**Entries**.
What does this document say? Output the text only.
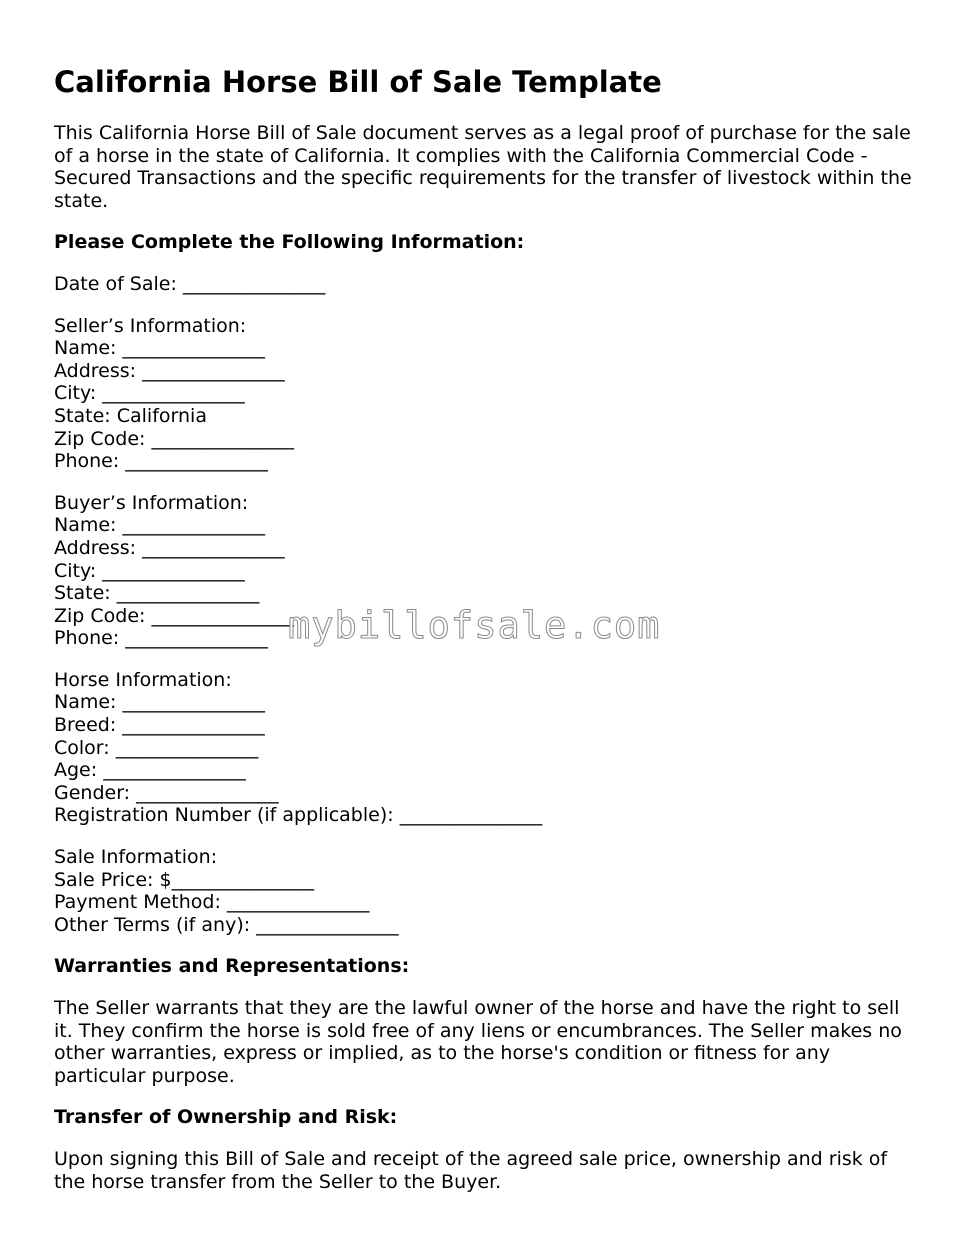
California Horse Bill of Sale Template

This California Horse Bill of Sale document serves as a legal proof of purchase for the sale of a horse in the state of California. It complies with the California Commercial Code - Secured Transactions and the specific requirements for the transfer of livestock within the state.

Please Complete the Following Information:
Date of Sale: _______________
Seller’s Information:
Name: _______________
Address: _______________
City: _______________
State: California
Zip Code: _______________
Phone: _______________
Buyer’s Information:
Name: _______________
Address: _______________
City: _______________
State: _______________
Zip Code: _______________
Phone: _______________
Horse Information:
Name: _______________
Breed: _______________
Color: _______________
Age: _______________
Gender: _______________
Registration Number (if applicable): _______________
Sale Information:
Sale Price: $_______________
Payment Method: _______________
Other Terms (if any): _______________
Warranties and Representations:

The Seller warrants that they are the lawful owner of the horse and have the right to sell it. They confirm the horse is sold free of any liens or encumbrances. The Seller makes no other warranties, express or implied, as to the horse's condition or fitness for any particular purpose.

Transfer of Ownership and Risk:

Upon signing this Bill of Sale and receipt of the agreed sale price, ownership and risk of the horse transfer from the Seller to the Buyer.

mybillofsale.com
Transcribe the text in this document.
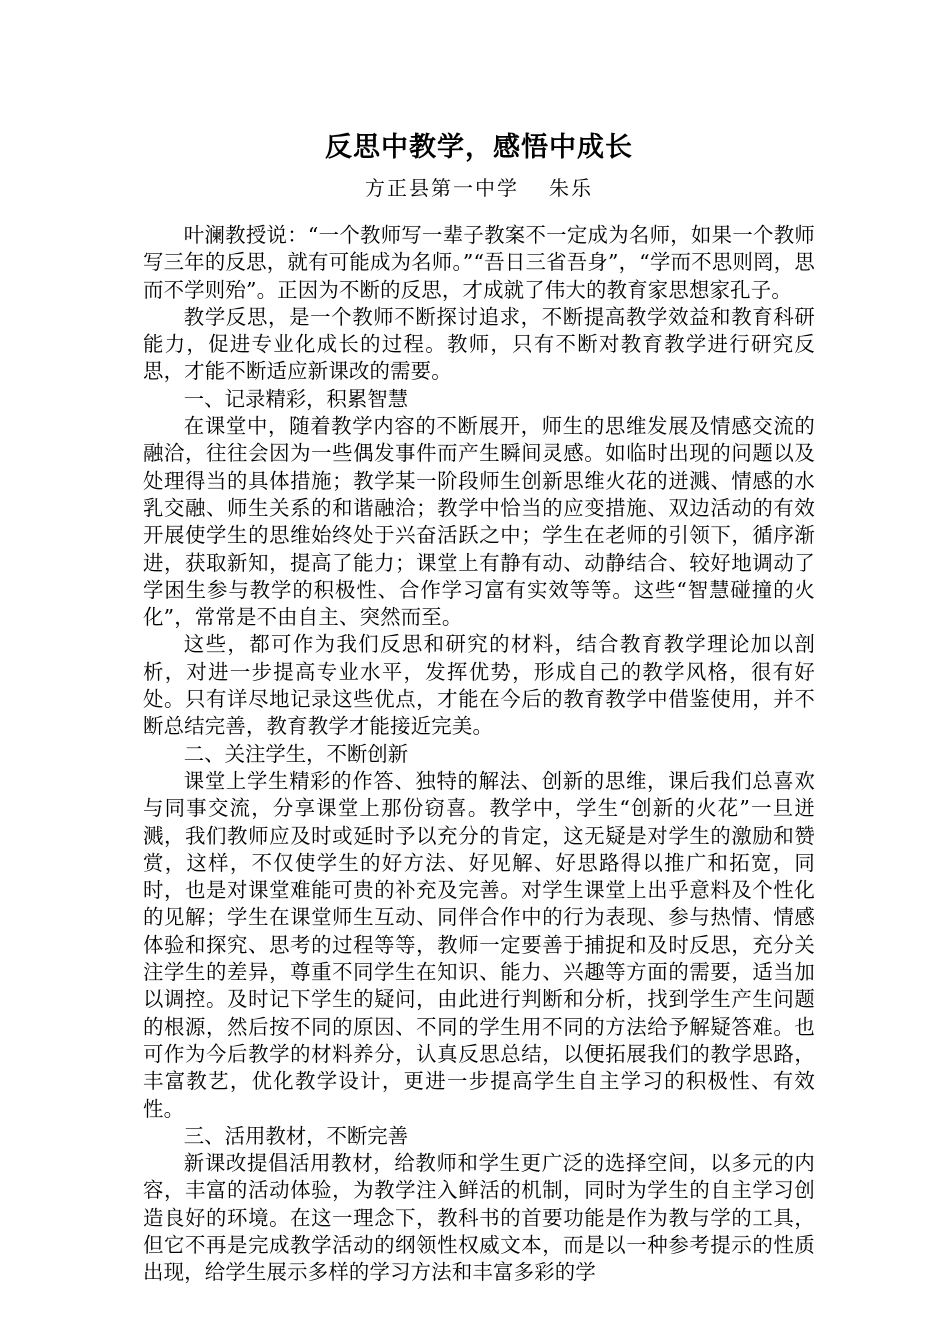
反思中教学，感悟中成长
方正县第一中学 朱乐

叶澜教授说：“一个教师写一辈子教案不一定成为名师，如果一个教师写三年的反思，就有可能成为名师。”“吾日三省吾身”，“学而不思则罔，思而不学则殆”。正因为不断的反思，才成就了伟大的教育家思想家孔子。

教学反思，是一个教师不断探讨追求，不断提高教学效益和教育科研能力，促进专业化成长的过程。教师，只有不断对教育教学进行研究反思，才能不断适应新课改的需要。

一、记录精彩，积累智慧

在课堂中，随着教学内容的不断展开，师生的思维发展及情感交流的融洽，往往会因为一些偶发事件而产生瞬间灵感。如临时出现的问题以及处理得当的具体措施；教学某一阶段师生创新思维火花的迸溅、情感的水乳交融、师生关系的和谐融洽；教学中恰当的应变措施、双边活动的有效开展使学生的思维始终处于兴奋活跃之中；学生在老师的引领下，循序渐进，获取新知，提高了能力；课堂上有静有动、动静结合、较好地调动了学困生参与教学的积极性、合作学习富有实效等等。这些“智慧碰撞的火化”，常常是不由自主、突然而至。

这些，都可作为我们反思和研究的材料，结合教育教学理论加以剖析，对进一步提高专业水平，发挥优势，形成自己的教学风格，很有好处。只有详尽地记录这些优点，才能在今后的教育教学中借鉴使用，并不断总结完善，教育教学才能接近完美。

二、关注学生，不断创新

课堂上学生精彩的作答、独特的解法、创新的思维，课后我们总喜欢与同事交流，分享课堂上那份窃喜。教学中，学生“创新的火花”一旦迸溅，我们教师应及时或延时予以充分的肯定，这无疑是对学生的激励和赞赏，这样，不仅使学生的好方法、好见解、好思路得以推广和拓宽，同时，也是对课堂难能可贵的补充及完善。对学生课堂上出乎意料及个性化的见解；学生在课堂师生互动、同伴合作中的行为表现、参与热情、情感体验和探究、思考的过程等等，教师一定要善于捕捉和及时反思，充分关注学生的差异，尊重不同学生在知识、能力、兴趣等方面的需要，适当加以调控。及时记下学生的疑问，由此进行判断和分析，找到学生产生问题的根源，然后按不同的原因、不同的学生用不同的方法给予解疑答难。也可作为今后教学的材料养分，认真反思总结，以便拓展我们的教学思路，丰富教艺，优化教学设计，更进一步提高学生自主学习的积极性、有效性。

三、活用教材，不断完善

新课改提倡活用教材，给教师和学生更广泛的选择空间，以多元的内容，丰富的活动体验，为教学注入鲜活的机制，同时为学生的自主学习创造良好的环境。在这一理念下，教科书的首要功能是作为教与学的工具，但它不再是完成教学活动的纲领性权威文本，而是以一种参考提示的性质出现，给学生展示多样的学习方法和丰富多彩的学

---

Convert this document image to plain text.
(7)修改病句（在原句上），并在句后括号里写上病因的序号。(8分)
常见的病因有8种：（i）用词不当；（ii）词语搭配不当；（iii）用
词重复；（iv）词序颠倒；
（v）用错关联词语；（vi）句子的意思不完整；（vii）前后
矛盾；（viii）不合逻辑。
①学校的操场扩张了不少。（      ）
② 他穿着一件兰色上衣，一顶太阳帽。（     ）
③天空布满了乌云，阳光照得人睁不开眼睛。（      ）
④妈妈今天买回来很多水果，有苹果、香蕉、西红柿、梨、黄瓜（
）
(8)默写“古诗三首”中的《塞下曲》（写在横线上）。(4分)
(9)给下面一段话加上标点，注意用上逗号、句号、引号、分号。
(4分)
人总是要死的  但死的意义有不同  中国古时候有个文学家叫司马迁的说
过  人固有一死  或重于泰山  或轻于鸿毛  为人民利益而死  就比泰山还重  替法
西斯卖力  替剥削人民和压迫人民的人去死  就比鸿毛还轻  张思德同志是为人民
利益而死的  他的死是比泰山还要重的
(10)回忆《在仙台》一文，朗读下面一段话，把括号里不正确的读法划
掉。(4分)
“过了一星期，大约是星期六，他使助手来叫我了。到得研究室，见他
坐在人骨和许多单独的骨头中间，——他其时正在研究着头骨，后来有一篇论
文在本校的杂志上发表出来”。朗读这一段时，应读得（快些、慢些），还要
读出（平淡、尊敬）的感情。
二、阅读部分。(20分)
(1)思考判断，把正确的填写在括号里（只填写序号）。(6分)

---

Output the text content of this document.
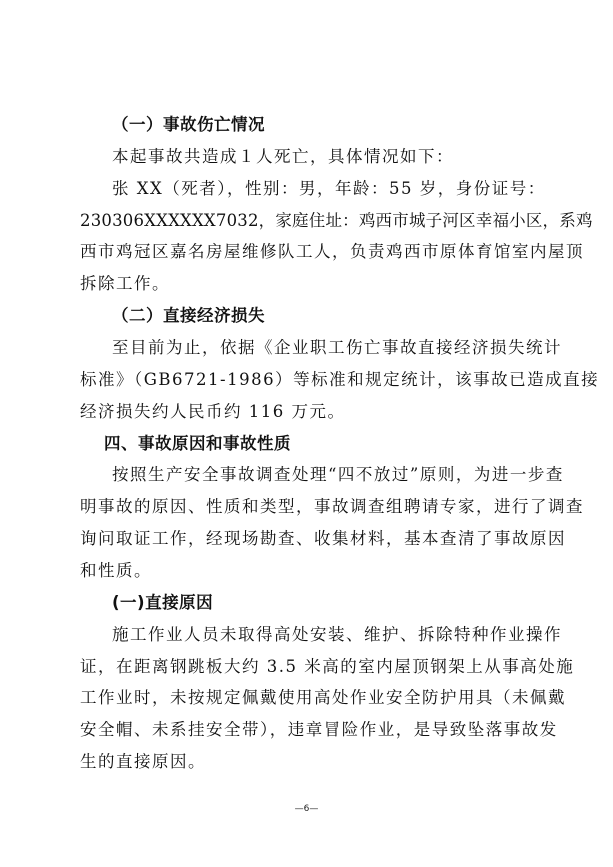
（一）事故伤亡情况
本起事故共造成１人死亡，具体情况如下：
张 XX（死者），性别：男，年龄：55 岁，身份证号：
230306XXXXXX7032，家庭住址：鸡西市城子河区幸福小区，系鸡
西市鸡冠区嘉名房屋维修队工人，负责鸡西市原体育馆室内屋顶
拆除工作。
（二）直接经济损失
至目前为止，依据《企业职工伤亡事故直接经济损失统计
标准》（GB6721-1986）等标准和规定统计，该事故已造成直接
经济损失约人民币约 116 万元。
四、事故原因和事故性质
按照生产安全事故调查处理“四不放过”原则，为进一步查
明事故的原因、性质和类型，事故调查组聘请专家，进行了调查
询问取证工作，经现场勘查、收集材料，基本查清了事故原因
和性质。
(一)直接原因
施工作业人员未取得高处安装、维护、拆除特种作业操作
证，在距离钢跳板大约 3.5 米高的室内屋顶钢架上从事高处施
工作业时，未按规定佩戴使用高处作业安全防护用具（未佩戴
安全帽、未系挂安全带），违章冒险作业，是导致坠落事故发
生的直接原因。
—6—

**Task statement**. Above are the records; copy every line in them that holds the word "California".

**The solution**.
California Horse Bill of Sale Template
This California Horse Bill of Sale document serves as a legal proof of purchase for the sale of a horse in the state of California. It complies with the California Commercial Code - Secured Transactions and the specific requirements for the transfer of livestock within the state.
State: California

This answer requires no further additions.